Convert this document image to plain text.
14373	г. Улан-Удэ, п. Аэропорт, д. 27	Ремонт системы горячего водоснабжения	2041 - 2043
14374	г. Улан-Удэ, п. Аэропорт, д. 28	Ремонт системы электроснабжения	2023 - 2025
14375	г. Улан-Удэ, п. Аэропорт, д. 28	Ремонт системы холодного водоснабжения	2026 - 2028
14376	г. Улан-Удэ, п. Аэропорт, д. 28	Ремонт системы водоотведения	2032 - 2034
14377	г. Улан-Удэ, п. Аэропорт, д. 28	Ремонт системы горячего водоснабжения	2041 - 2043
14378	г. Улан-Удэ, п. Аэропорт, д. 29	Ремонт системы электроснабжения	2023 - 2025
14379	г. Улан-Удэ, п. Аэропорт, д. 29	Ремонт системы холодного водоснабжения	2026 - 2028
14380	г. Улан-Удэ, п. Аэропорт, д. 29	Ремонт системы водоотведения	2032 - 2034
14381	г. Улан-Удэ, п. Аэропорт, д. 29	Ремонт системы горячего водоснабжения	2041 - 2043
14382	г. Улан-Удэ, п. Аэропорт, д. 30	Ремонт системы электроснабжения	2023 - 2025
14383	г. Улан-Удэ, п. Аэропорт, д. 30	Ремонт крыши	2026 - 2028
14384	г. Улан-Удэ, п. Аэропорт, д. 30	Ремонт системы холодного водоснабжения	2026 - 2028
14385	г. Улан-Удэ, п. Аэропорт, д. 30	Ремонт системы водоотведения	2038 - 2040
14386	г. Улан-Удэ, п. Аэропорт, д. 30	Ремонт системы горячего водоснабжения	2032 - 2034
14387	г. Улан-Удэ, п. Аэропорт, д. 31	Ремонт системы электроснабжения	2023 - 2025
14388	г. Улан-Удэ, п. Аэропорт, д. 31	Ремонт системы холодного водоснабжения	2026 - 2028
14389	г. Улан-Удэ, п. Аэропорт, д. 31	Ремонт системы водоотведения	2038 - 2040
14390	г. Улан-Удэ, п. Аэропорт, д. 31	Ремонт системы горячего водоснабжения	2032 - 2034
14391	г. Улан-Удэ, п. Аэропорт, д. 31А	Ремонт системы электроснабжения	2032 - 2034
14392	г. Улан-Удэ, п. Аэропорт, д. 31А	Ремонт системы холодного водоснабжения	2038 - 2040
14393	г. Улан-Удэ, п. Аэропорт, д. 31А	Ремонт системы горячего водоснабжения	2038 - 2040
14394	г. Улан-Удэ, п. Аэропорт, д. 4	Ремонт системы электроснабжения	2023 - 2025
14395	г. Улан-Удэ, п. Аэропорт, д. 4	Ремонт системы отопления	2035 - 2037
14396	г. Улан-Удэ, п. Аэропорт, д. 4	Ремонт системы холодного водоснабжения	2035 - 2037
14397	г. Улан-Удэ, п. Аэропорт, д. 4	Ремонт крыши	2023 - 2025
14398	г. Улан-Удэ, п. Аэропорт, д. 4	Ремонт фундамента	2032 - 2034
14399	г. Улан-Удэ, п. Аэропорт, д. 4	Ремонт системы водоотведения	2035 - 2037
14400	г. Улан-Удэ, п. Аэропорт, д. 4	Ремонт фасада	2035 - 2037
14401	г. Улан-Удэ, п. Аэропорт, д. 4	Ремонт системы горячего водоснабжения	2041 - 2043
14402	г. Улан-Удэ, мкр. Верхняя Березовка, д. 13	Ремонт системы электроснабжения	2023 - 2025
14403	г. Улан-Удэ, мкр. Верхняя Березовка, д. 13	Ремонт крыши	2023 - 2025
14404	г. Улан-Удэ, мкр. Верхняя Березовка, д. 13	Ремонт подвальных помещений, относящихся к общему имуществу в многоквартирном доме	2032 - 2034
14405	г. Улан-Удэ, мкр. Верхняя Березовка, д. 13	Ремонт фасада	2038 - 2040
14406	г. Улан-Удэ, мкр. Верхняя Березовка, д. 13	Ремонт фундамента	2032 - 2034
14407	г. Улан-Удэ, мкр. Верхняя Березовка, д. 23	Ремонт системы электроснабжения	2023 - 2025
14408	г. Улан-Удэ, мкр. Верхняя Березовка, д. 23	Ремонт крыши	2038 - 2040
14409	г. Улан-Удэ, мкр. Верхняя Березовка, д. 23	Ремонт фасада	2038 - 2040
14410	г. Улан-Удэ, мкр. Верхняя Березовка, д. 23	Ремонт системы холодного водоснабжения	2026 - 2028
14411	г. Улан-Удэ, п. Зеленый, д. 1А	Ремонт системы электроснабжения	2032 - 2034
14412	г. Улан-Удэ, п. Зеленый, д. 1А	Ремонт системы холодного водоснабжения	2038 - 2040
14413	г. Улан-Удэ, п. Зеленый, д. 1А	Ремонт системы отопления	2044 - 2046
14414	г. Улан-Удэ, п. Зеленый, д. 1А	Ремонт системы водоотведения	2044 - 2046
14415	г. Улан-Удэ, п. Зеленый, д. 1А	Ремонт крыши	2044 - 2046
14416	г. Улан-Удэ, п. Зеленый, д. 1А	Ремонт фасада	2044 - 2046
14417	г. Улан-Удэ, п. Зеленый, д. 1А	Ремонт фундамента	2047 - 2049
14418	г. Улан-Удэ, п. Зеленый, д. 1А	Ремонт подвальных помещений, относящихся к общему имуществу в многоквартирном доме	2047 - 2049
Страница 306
________________________________________
Transcribe the material above word for word.

Convert this document image to plain text.
14373	г. Улан-Удэ, п. Аэропорт, д. 27	Ремонт системы горячего водоснабжения	2041 - 2043
14374	г. Улан-Удэ, п. Аэропорт, д. 28	Ремонт системы электроснабжения	2023 - 2025
14375	г. Улан-Удэ, п. Аэропорт, д. 28	Ремонт системы холодного водоснабжения	2026 - 2028
14376	г. Улан-Удэ, п. Аэропорт, д. 28	Ремонт системы водоотведения	2032 - 2034
14377	г. Улан-Удэ, п. Аэропорт, д. 28	Ремонт системы горячего водоснабжения	2041 - 2043
14378	г. Улан-Удэ, п. Аэропорт, д. 29	Ремонт системы электроснабжения	2023 - 2025
14379	г. Улан-Удэ, п. Аэропорт, д. 29	Ремонт системы холодного водоснабжения	2026 - 2028
14380	г. Улан-Удэ, п. Аэропорт, д. 29	Ремонт системы водоотведения	2032 - 2034
14381	г. Улан-Удэ, п. Аэропорт, д. 29	Ремонт системы горячего водоснабжения	2041 - 2043
14382	г. Улан-Удэ, п. Аэропорт, д. 30	Ремонт системы электроснабжения	2023 - 2025
14383	г. Улан-Удэ, п. Аэропорт, д. 30	Ремонт крыши	2026 - 2028
14384	г. Улан-Удэ, п. Аэропорт, д. 30	Ремонт системы холодного водоснабжения	2026 - 2028
14385	г. Улан-Удэ, п. Аэропорт, д. 30	Ремонт системы водоотведения	2038 - 2040
14386	г. Улан-Удэ, п. Аэропорт, д. 30	Ремонт системы горячего водоснабжения	2032 - 2034
14387	г. Улан-Удэ, п. Аэропорт, д. 31	Ремонт системы электроснабжения	2023 - 2025
14388	г. Улан-Удэ, п. Аэропорт, д. 31	Ремонт системы холодного водоснабжения	2026 - 2028
14389	г. Улан-Удэ, п. Аэропорт, д. 31	Ремонт системы водоотведения	2038 - 2040
14390	г. Улан-Удэ, п. Аэропорт, д. 31	Ремонт системы горячего водоснабжения	2032 - 2034
14391	г. Улан-Удэ, п. Аэропорт, д. 31А	Ремонт системы электроснабжения	2032 - 2034
14392	г. Улан-Удэ, п. Аэропорт, д. 31А	Ремонт системы холодного водоснабжения	2038 - 2040
14393	г. Улан-Удэ, п. Аэропорт, д. 31А	Ремонт системы горячего водоснабжения	2038 - 2040
14394	г. Улан-Удэ, п. Аэропорт, д. 4	Ремонт системы электроснабжения	2023 - 2025
14395	г. Улан-Удэ, п. Аэропорт, д. 4	Ремонт системы отопления	2035 - 2037
14396	г. Улан-Удэ, п. Аэропорт, д. 4	Ремонт системы холодного водоснабжения	2035 - 2037
14397	г. Улан-Удэ, п. Аэропорт, д. 4	Ремонт крыши	2023 - 2025
14398	г. Улан-Удэ, п. Аэропорт, д. 4	Ремонт фундамента	2032 - 2034
14399	г. Улан-Удэ, п. Аэропорт, д. 4	Ремонт системы водоотведения	2035 - 2037
14400	г. Улан-Удэ, п. Аэропорт, д. 4	Ремонт фасада	2035 - 2037
14401	г. Улан-Удэ, п. Аэропорт, д. 4	Ремонт системы горячего водоснабжения	2041 - 2043
14402	г. Улан-Удэ, мкр. Верхняя Березовка, д. 13	Ремонт системы электроснабжения	2023 - 2025
14403	г. Улан-Удэ, мкр. Верхняя Березовка, д. 13	Ремонт крыши	2023 - 2025
14404	г. Улан-Удэ, мкр. Верхняя Березовка, д. 13	Ремонт подвальных помещений, относящихся к общему имуществу в многоквартирном доме	2032 - 2034
14405	г. Улан-Удэ, мкр. Верхняя Березовка, д. 13	Ремонт фасада	2038 - 2040
14406	г. Улан-Удэ, мкр. Верхняя Березовка, д. 13	Ремонт фундамента	2032 - 2034
14407	г. Улан-Удэ, мкр. Верхняя Березовка, д. 23	Ремонт системы электроснабжения	2023 - 2025
14408	г. Улан-Удэ, мкр. Верхняя Березовка, д. 23	Ремонт крыши	2038 - 2040
14409	г. Улан-Удэ, мкр. Верхняя Березовка, д. 23	Ремонт фасада	2038 - 2040
14410	г. Улан-Удэ, мкр. Верхняя Березовка, д. 23	Ремонт системы холодного водоснабжения	2026 - 2028
14411	г. Улан-Удэ, п. Зеленый, д. 1А	Ремонт системы электроснабжения	2032 - 2034
14412	г. Улан-Удэ, п. Зеленый, д. 1А	Ремонт системы холодного водоснабжения	2038 - 2040
14413	г. Улан-Удэ, п. Зеленый, д. 1А	Ремонт системы отопления	2044 - 2046
14414	г. Улан-Удэ, п. Зеленый, д. 1А	Ремонт системы водоотведения	2044 - 2046
14415	г. Улан-Удэ, п. Зеленый, д. 1А	Ремонт крыши	2044 - 2046
14416	г. Улан-Удэ, п. Зеленый, д. 1А	Ремонт фасада	2044 - 2046
14417	г. Улан-Удэ, п. Зеленый, д. 1А	Ремонт фундамента	2047 - 2049
14418	г. Улан-Удэ, п. Зеленый, д. 1А	Ремонт подвальных помещений, относящихся к общему имуществу в многоквартирном доме	2047 - 2049
Страница 306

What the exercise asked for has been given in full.